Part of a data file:

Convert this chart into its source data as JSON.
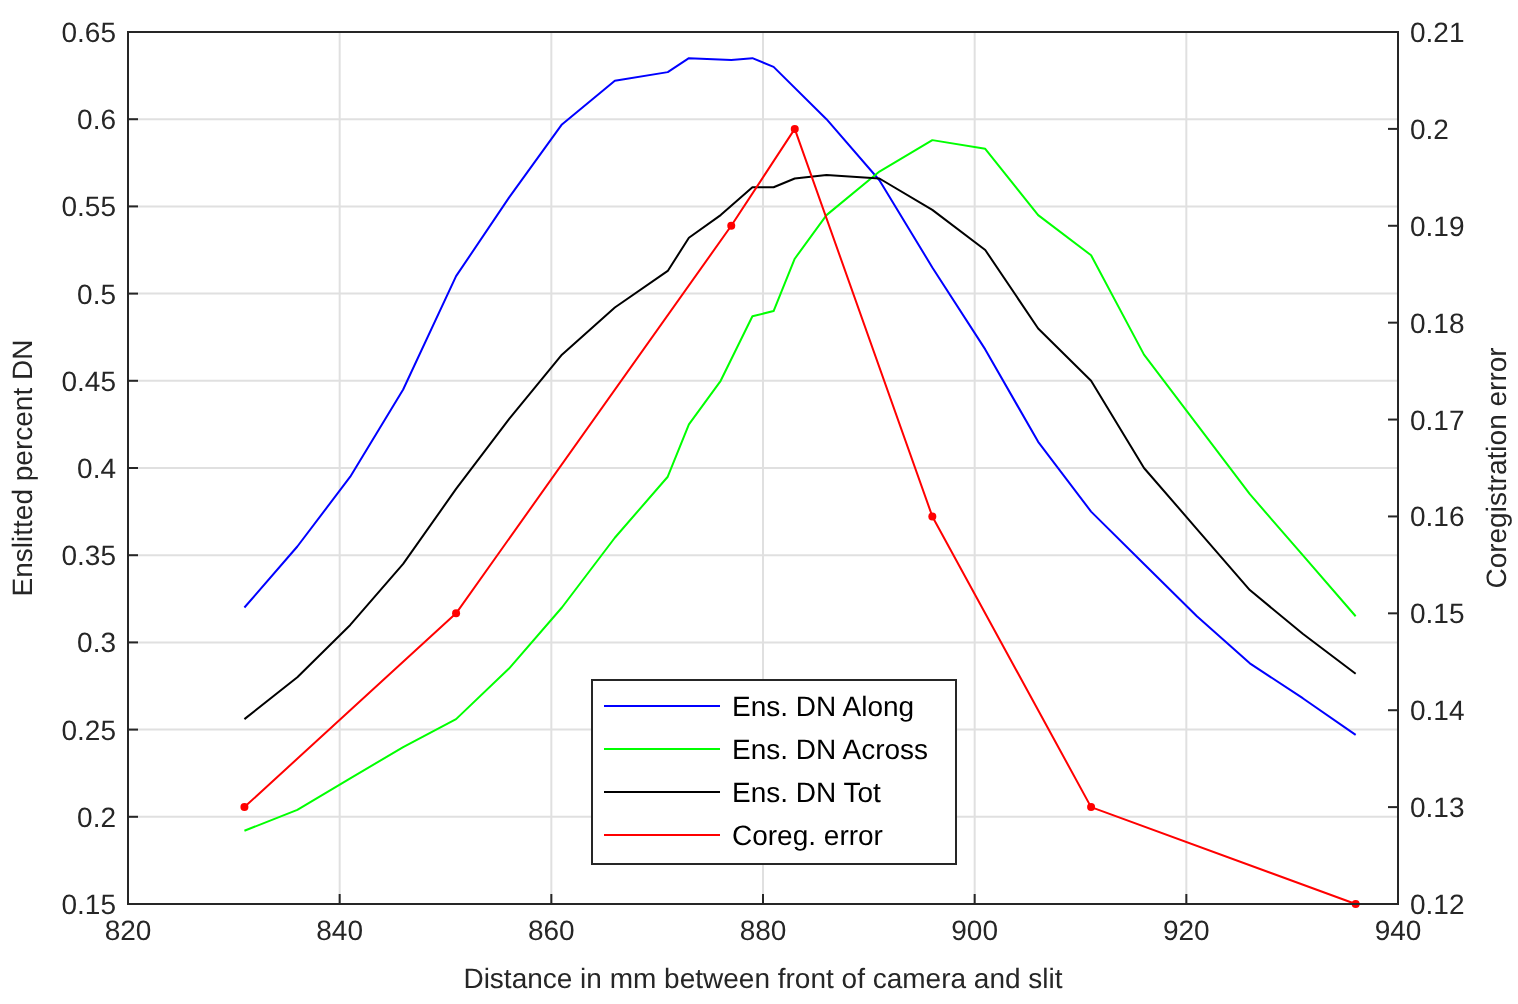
{
  "chart_data": {
    "type": "line",
    "xlabel": "Distance in mm between front of camera and slit",
    "ylabel": "Enslitted percent DN",
    "y2label": "Coregistration error",
    "xlim": [
      820,
      940
    ],
    "xticks": [
      820,
      840,
      860,
      880,
      900,
      920,
      940
    ],
    "ylim": [
      0.15,
      0.65
    ],
    "yticks": [
      0.15,
      0.2,
      0.25,
      0.3,
      0.35,
      0.4,
      0.45,
      0.5,
      0.55,
      0.6,
      0.65
    ],
    "y2lim": [
      0.12,
      0.21
    ],
    "y2ticks": [
      0.12,
      0.13,
      0.14,
      0.15,
      0.16,
      0.17,
      0.18,
      0.19,
      0.2,
      0.21
    ],
    "grid": true,
    "legend": "bottom",
    "series": [
      {
        "name": "Ens. DN Along",
        "color": "#0000ff",
        "x": [
          831,
          836,
          841,
          846,
          851,
          856,
          861,
          866,
          871,
          873,
          877,
          879,
          881,
          886,
          891,
          896,
          901,
          906,
          911,
          916,
          921,
          926,
          931,
          936
        ],
        "values": [
          0.32,
          0.355,
          0.395,
          0.445,
          0.51,
          0.555,
          0.597,
          0.622,
          0.627,
          0.635,
          0.634,
          0.635,
          0.63,
          0.6,
          0.565,
          0.515,
          0.468,
          0.415,
          0.375,
          0.345,
          0.315,
          0.288,
          0.268,
          0.247
        ]
      },
      {
        "name": "Ens. DN Across",
        "color": "#00ff00",
        "x": [
          831,
          836,
          841,
          846,
          851,
          856,
          861,
          866,
          871,
          873,
          876,
          879,
          881,
          883,
          886,
          891,
          896,
          901,
          906,
          911,
          916,
          921,
          926,
          931,
          936
        ],
        "values": [
          0.192,
          0.204,
          0.222,
          0.24,
          0.256,
          0.285,
          0.32,
          0.36,
          0.395,
          0.425,
          0.45,
          0.487,
          0.49,
          0.52,
          0.545,
          0.57,
          0.588,
          0.583,
          0.545,
          0.522,
          0.465,
          0.425,
          0.385,
          0.35,
          0.315
        ]
      },
      {
        "name": "Ens. DN Tot",
        "color": "#000000",
        "x": [
          831,
          836,
          841,
          846,
          851,
          856,
          861,
          866,
          871,
          873,
          876,
          879,
          881,
          883,
          886,
          891,
          896,
          901,
          906,
          911,
          916,
          921,
          926,
          931,
          936
        ],
        "values": [
          0.256,
          0.28,
          0.31,
          0.345,
          0.388,
          0.428,
          0.465,
          0.492,
          0.513,
          0.532,
          0.545,
          0.561,
          0.561,
          0.566,
          0.568,
          0.566,
          0.548,
          0.525,
          0.48,
          0.45,
          0.4,
          0.365,
          0.33,
          0.305,
          0.282
        ]
      },
      {
        "name": "Coreg. error",
        "color": "#ff0000",
        "axis": "y2",
        "marker": "circle",
        "x": [
          831,
          851,
          877,
          883,
          896,
          911,
          936
        ],
        "values": [
          0.13,
          0.15,
          0.19,
          0.2,
          0.16,
          0.13,
          0.12
        ]
      }
    ]
  }
}
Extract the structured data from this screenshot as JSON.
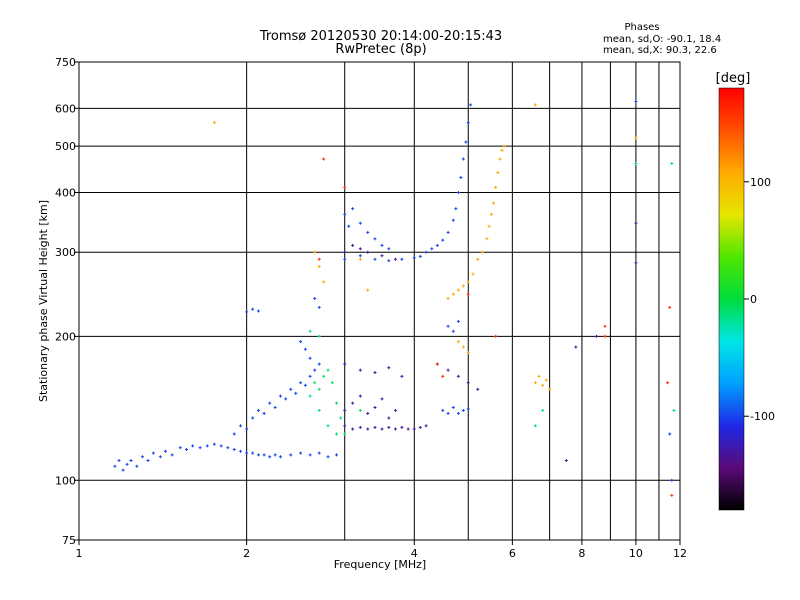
{
  "header": {
    "title_line1": "Tromsø 20120530 20:14:00-20:15:43",
    "title_line2": "RwPretec (8p)",
    "phases_heading": "Phases",
    "phases_line1": "mean, sd,O: -90.1, 18.4",
    "phases_line2": "mean, sd,X:  90.3, 22.6"
  },
  "chart_data": {
    "type": "scatter",
    "title": "Tromsø 20120530 20:14:00-20:15:43",
    "subtitle": "RwPretec (8p)",
    "xlabel": "Frequency [MHz]",
    "ylabel": "Stationary phase Virtual Height [km]",
    "x_scale": "log",
    "y_scale": "log",
    "xlim": [
      1,
      12
    ],
    "ylim": [
      75,
      750
    ],
    "x_ticks": [
      1,
      2,
      4,
      6,
      8,
      10,
      12
    ],
    "y_ticks": [
      75,
      100,
      200,
      300,
      400,
      500,
      600,
      750
    ],
    "x_grid_lines": [
      2,
      3,
      4,
      5,
      6,
      7,
      8,
      9,
      10,
      11
    ],
    "y_grid_lines": [
      100,
      200,
      300,
      400,
      500,
      600
    ],
    "grid": true,
    "colorbar": {
      "label": "[deg]",
      "range": [
        -180,
        180
      ],
      "ticks": [
        -100,
        0,
        100
      ],
      "colors": [
        "#000000",
        "#5a0a78",
        "#1e28e6",
        "#00a0ff",
        "#00e6e6",
        "#00dc3c",
        "#50e600",
        "#e6e600",
        "#ffaa00",
        "#ff5000",
        "#ff0000"
      ]
    },
    "series": [
      {
        "color_phase": -100,
        "points": [
          [
            1.16,
            107
          ],
          [
            1.18,
            110
          ],
          [
            1.2,
            105
          ],
          [
            1.22,
            108
          ],
          [
            1.24,
            110
          ],
          [
            1.27,
            107
          ],
          [
            1.3,
            112
          ],
          [
            1.33,
            110
          ],
          [
            1.36,
            114
          ],
          [
            1.4,
            112
          ],
          [
            1.43,
            115
          ],
          [
            1.47,
            113
          ],
          [
            1.52,
            117
          ],
          [
            1.56,
            116
          ],
          [
            1.6,
            118
          ],
          [
            1.65,
            117
          ],
          [
            1.7,
            118
          ],
          [
            1.75,
            119
          ],
          [
            1.8,
            118
          ],
          [
            1.85,
            117
          ],
          [
            1.9,
            116
          ],
          [
            1.95,
            115
          ],
          [
            2.0,
            114
          ],
          [
            2.05,
            114
          ],
          [
            2.1,
            113
          ],
          [
            2.15,
            113
          ],
          [
            2.2,
            112
          ],
          [
            2.25,
            113
          ],
          [
            2.3,
            112
          ],
          [
            2.4,
            113
          ],
          [
            2.5,
            114
          ],
          [
            2.6,
            113
          ],
          [
            2.7,
            114
          ],
          [
            2.8,
            112
          ],
          [
            2.9,
            113
          ],
          [
            1.9,
            125
          ],
          [
            1.95,
            130
          ],
          [
            2.0,
            128
          ],
          [
            2.05,
            135
          ],
          [
            2.1,
            140
          ],
          [
            2.15,
            138
          ],
          [
            2.2,
            145
          ],
          [
            2.25,
            142
          ],
          [
            2.3,
            150
          ],
          [
            2.35,
            148
          ],
          [
            2.4,
            155
          ],
          [
            2.45,
            152
          ],
          [
            2.5,
            160
          ],
          [
            2.55,
            158
          ],
          [
            2.6,
            165
          ],
          [
            2.65,
            170
          ],
          [
            2.7,
            175
          ],
          [
            2.0,
            225
          ],
          [
            2.05,
            228
          ],
          [
            2.1,
            226
          ],
          [
            2.5,
            195
          ],
          [
            2.55,
            188
          ],
          [
            2.6,
            180
          ],
          [
            2.65,
            240
          ],
          [
            2.7,
            230
          ],
          [
            3.0,
            290
          ],
          [
            3.2,
            295
          ],
          [
            3.4,
            290
          ],
          [
            3.6,
            288
          ],
          [
            3.8,
            290
          ],
          [
            4.0,
            292
          ],
          [
            4.1,
            294
          ],
          [
            4.2,
            300
          ],
          [
            4.3,
            305
          ],
          [
            4.4,
            310
          ],
          [
            4.5,
            318
          ],
          [
            4.6,
            330
          ],
          [
            4.7,
            350
          ],
          [
            4.75,
            370
          ],
          [
            4.8,
            400
          ],
          [
            4.85,
            430
          ],
          [
            4.9,
            470
          ],
          [
            4.95,
            510
          ],
          [
            5.0,
            560
          ],
          [
            5.05,
            610
          ],
          [
            3.0,
            360
          ],
          [
            3.05,
            340
          ],
          [
            3.1,
            370
          ],
          [
            3.2,
            345
          ],
          [
            3.3,
            330
          ],
          [
            3.4,
            320
          ],
          [
            3.5,
            310
          ],
          [
            3.6,
            305
          ],
          [
            4.6,
            210
          ],
          [
            4.7,
            205
          ],
          [
            4.8,
            215
          ],
          [
            4.5,
            140
          ],
          [
            4.6,
            138
          ],
          [
            4.7,
            142
          ],
          [
            4.8,
            138
          ],
          [
            4.9,
            140
          ],
          [
            5.0,
            141
          ],
          [
            10.0,
            620
          ],
          [
            11.6,
            100
          ],
          [
            11.5,
            125
          ]
        ]
      },
      {
        "color_phase": -130,
        "points": [
          [
            3.0,
            130
          ],
          [
            3.1,
            128
          ],
          [
            3.2,
            129
          ],
          [
            3.3,
            128
          ],
          [
            3.4,
            129
          ],
          [
            3.5,
            128
          ],
          [
            3.6,
            129
          ],
          [
            3.7,
            128
          ],
          [
            3.8,
            129
          ],
          [
            3.9,
            128
          ],
          [
            4.0,
            128
          ],
          [
            4.1,
            129
          ],
          [
            4.2,
            130
          ],
          [
            3.0,
            140
          ],
          [
            3.1,
            145
          ],
          [
            3.2,
            150
          ],
          [
            3.3,
            138
          ],
          [
            3.4,
            142
          ],
          [
            3.5,
            148
          ],
          [
            3.6,
            135
          ],
          [
            3.7,
            140
          ],
          [
            3.0,
            175
          ],
          [
            3.2,
            170
          ],
          [
            3.4,
            168
          ],
          [
            3.6,
            172
          ],
          [
            3.8,
            165
          ],
          [
            3.0,
            300
          ],
          [
            3.1,
            310
          ],
          [
            3.2,
            305
          ],
          [
            3.3,
            300
          ],
          [
            3.5,
            295
          ],
          [
            3.7,
            290
          ],
          [
            4.4,
            175
          ],
          [
            4.6,
            170
          ],
          [
            4.8,
            165
          ],
          [
            5.0,
            160
          ],
          [
            5.2,
            155
          ],
          [
            7.5,
            110
          ],
          [
            7.8,
            190
          ],
          [
            8.5,
            200
          ],
          [
            10.0,
            285
          ],
          [
            10.0,
            345
          ]
        ]
      },
      {
        "color_phase": -10,
        "points": [
          [
            2.6,
            150
          ],
          [
            2.65,
            160
          ],
          [
            2.7,
            155
          ],
          [
            2.75,
            165
          ],
          [
            2.8,
            170
          ],
          [
            2.85,
            160
          ],
          [
            2.9,
            145
          ],
          [
            2.95,
            135
          ],
          [
            2.7,
            140
          ],
          [
            2.8,
            130
          ],
          [
            2.9,
            125
          ],
          [
            2.6,
            205
          ],
          [
            2.7,
            200
          ],
          [
            3.2,
            140
          ],
          [
            3.0,
            125
          ],
          [
            6.6,
            130
          ],
          [
            6.8,
            140
          ],
          [
            10.0,
            460
          ],
          [
            11.6,
            460
          ],
          [
            11.7,
            140
          ]
        ]
      },
      {
        "color_phase": 110,
        "points": [
          [
            4.6,
            240
          ],
          [
            4.7,
            245
          ],
          [
            4.8,
            250
          ],
          [
            4.9,
            255
          ],
          [
            5.0,
            260
          ],
          [
            5.1,
            270
          ],
          [
            5.2,
            290
          ],
          [
            5.3,
            300
          ],
          [
            5.4,
            320
          ],
          [
            5.45,
            340
          ],
          [
            5.5,
            360
          ],
          [
            5.55,
            380
          ],
          [
            5.6,
            410
          ],
          [
            5.65,
            440
          ],
          [
            5.7,
            470
          ],
          [
            5.75,
            490
          ],
          [
            5.8,
            500
          ],
          [
            4.8,
            195
          ],
          [
            4.9,
            190
          ],
          [
            5.0,
            185
          ],
          [
            2.65,
            300
          ],
          [
            2.7,
            280
          ],
          [
            2.75,
            260
          ],
          [
            3.2,
            290
          ],
          [
            3.3,
            250
          ],
          [
            6.6,
            160
          ],
          [
            6.7,
            165
          ],
          [
            6.8,
            158
          ],
          [
            6.9,
            162
          ],
          [
            7.0,
            155
          ],
          [
            1.75,
            560
          ],
          [
            6.6,
            610
          ],
          [
            10.0,
            520
          ]
        ]
      },
      {
        "color_phase": 160,
        "points": [
          [
            2.75,
            470
          ],
          [
            2.7,
            290
          ],
          [
            4.4,
            175
          ],
          [
            4.5,
            165
          ],
          [
            8.8,
            210
          ],
          [
            8.8,
            200
          ],
          [
            11.6,
            93
          ],
          [
            11.5,
            230
          ],
          [
            11.4,
            160
          ],
          [
            5.0,
            245
          ],
          [
            5.6,
            200
          ],
          [
            3.0,
            410
          ]
        ]
      }
    ]
  }
}
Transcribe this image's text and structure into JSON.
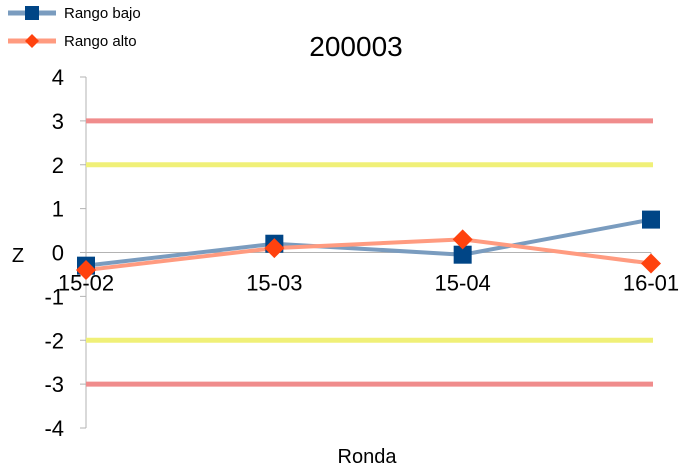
{
  "chart_data": {
    "type": "line",
    "title": "200003",
    "xlabel": "Ronda",
    "ylabel": "Z",
    "categories": [
      "15-02",
      "15-03",
      "15-04",
      "16-01"
    ],
    "ylim": [
      -4,
      4
    ],
    "yticks": [
      4,
      3,
      2,
      1,
      0,
      -1,
      -2,
      -3,
      -4
    ],
    "legend_position": "top-left",
    "series": [
      {
        "name": "Rango bajo",
        "values": [
          -0.3,
          0.2,
          -0.05,
          0.75
        ],
        "color": "#004586",
        "line_color": "#7a9cbf",
        "marker": "square"
      },
      {
        "name": "Rango alto",
        "values": [
          -0.4,
          0.1,
          0.3,
          -0.25
        ],
        "color": "#ff420e",
        "line_color": "#ff9b80",
        "marker": "diamond"
      }
    ],
    "reference_lines": [
      {
        "value": 3,
        "color": "#f08c8c"
      },
      {
        "value": 2,
        "color": "#f0f078"
      },
      {
        "value": -2,
        "color": "#f0f078"
      },
      {
        "value": -3,
        "color": "#f08c8c"
      }
    ]
  }
}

Problem to work on –
Your task is to set down exactly the lines that run from the line holding "Transcribe this image's" through the close of the entries, including both ends. Pictures stay out.

Answer in full –
Transcribe this image's text and structure into JSON.
{
  "chart_data": {
    "type": "line",
    "title": "200003",
    "xlabel": "Ronda",
    "ylabel": "Z",
    "categories": [
      "15-02",
      "15-03",
      "15-04",
      "16-01"
    ],
    "ylim": [
      -4,
      4
    ],
    "yticks": [
      4,
      3,
      2,
      1,
      0,
      -1,
      -2,
      -3,
      -4
    ],
    "legend_position": "top-left",
    "series": [
      {
        "name": "Rango bajo",
        "values": [
          -0.3,
          0.2,
          -0.05,
          0.75
        ],
        "color": "#004586",
        "line_color": "#7a9cbf",
        "marker": "square"
      },
      {
        "name": "Rango alto",
        "values": [
          -0.4,
          0.1,
          0.3,
          -0.25
        ],
        "color": "#ff420e",
        "line_color": "#ff9b80",
        "marker": "diamond"
      }
    ],
    "reference_lines": [
      {
        "value": 3,
        "color": "#f08c8c"
      },
      {
        "value": 2,
        "color": "#f0f078"
      },
      {
        "value": -2,
        "color": "#f0f078"
      },
      {
        "value": -3,
        "color": "#f08c8c"
      }
    ]
  }
}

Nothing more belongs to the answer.